===== PROVIDED DATA

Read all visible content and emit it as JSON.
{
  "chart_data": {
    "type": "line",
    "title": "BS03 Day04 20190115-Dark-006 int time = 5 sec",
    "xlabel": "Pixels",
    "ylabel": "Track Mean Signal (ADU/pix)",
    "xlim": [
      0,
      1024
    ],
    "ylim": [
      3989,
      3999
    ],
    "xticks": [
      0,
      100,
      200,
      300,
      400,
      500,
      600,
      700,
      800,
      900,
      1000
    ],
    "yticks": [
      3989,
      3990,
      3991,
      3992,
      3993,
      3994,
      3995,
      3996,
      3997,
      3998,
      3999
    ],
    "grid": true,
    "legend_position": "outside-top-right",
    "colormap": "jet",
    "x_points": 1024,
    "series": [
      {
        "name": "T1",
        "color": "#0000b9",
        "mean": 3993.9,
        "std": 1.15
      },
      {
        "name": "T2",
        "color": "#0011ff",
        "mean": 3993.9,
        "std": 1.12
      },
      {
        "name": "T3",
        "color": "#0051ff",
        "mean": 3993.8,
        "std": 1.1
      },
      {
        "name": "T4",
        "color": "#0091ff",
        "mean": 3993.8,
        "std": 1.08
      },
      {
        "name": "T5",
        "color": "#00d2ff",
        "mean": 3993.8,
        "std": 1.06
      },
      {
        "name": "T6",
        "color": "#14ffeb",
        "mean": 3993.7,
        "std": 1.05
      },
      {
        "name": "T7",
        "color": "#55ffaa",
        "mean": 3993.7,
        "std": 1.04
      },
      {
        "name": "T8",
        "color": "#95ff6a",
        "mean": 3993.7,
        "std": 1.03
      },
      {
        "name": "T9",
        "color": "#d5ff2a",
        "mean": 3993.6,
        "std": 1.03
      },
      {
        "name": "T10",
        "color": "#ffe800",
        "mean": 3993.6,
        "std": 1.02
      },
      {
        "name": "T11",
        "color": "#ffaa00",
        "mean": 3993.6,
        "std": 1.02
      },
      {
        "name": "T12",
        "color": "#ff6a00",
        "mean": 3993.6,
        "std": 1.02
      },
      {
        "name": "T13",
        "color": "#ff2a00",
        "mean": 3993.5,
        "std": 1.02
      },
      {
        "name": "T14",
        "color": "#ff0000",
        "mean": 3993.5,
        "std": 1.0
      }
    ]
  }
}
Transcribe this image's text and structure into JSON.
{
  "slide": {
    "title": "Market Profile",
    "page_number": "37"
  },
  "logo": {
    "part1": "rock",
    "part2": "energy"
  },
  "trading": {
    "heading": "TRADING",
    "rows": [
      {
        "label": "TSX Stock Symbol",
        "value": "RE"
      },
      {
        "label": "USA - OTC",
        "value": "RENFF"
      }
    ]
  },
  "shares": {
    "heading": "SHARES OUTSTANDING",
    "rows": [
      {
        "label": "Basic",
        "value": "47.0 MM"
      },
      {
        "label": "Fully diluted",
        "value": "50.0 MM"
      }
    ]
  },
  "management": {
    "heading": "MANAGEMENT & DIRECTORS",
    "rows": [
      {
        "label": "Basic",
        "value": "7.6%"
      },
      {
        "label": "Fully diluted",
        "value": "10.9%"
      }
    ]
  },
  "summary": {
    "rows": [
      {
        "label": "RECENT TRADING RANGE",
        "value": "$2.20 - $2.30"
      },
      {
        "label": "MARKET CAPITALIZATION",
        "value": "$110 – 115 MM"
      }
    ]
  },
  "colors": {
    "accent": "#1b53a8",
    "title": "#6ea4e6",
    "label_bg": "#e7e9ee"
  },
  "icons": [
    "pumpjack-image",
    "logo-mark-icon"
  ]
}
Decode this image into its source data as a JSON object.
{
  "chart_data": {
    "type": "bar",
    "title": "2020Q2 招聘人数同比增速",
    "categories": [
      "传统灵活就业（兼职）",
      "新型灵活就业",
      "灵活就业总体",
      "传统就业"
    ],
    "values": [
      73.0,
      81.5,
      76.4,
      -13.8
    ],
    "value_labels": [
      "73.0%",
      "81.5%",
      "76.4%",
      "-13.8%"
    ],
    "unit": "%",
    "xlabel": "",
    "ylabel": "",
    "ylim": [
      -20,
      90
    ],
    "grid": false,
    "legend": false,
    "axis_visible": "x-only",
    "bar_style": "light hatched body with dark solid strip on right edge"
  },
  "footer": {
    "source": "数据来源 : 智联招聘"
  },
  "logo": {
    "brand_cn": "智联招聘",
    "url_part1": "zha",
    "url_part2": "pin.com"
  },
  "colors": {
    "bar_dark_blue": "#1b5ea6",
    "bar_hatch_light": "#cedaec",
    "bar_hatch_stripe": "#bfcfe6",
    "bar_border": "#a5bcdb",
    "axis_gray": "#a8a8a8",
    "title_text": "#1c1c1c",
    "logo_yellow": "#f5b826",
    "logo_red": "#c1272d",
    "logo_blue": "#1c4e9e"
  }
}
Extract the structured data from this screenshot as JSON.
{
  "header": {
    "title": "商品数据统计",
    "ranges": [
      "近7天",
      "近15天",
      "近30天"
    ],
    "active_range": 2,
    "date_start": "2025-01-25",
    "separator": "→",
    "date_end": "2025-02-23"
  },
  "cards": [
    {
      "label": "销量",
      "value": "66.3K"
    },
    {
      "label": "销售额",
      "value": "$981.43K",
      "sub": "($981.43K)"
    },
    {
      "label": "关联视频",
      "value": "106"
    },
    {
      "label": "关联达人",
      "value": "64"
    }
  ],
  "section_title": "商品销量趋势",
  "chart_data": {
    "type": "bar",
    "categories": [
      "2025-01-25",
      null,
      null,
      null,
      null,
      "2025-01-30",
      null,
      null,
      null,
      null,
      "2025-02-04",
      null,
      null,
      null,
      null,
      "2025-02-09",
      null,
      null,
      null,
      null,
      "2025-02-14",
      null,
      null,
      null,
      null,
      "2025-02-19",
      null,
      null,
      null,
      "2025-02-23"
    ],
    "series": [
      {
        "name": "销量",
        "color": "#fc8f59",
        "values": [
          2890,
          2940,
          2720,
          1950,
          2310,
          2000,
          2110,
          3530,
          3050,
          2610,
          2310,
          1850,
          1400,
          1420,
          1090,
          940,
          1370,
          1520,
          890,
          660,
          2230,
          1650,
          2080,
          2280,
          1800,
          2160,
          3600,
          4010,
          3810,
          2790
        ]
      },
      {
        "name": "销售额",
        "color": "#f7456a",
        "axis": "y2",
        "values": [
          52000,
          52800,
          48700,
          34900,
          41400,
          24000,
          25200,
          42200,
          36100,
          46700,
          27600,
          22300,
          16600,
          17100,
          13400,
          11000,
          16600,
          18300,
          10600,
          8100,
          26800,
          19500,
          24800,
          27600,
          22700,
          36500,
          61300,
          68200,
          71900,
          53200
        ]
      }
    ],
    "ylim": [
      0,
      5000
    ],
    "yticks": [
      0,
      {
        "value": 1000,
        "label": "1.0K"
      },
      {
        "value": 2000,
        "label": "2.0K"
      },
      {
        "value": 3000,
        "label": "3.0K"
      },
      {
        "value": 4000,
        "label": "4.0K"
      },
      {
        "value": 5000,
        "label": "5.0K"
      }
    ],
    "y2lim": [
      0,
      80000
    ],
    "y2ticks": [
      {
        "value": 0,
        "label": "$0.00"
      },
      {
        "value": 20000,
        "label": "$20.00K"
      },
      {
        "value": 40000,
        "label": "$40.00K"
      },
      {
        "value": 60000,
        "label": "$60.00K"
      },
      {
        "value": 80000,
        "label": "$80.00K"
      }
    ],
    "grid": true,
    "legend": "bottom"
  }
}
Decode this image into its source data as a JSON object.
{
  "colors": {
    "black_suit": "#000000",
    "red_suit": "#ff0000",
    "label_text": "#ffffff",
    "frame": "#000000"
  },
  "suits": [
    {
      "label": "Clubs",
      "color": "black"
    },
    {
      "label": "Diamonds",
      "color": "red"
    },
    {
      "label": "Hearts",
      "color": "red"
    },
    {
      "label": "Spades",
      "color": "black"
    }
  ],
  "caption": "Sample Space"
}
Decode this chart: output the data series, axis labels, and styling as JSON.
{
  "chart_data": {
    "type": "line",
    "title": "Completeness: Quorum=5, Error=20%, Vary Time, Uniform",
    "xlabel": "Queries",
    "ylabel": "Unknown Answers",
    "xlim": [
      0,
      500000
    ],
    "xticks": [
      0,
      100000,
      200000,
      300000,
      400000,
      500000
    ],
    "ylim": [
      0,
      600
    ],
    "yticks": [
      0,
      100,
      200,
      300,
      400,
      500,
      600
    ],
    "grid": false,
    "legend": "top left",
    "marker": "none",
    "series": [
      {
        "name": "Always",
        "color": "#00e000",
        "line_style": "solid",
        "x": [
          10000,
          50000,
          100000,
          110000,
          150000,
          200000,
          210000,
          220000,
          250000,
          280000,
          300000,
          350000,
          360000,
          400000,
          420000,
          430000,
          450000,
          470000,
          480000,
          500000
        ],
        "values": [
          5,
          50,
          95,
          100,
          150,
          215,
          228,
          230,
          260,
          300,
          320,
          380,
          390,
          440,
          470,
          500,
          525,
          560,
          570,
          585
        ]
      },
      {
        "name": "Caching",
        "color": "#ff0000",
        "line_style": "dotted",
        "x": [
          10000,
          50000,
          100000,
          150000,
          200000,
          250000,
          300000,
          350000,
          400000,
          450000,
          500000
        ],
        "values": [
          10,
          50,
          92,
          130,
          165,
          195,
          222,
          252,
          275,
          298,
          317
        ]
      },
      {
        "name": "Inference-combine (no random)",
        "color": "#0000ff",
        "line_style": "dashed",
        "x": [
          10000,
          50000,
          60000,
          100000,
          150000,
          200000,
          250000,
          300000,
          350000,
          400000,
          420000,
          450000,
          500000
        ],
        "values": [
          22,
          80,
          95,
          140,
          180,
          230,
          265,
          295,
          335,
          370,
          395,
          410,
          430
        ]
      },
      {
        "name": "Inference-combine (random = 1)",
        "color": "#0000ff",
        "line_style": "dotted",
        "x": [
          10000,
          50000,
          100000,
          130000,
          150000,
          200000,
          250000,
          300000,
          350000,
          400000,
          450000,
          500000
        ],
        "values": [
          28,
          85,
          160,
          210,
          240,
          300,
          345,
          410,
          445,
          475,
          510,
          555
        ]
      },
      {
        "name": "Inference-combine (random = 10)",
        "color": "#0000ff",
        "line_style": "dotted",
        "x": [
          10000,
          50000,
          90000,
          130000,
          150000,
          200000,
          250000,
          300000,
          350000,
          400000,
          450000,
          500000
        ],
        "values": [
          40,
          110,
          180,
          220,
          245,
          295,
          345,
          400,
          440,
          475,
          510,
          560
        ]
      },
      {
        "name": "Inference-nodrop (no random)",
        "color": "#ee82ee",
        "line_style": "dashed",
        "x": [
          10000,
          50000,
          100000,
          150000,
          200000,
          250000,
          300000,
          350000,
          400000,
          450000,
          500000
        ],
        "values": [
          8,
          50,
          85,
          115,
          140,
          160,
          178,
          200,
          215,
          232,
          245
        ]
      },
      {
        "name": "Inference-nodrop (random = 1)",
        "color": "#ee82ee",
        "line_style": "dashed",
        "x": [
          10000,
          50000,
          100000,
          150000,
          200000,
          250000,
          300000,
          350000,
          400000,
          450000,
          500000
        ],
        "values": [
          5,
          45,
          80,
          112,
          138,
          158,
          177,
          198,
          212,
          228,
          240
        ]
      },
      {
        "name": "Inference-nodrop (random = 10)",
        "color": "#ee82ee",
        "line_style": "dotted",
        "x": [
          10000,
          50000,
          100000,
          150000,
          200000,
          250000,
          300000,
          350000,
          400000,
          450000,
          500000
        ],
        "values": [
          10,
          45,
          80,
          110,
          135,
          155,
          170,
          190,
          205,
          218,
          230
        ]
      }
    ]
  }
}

==========

*GIVEN INSTRUCTION*. How many lines in these entries contain the string "this"? State the number and nothing more.

*FULL SOLUTION*. 5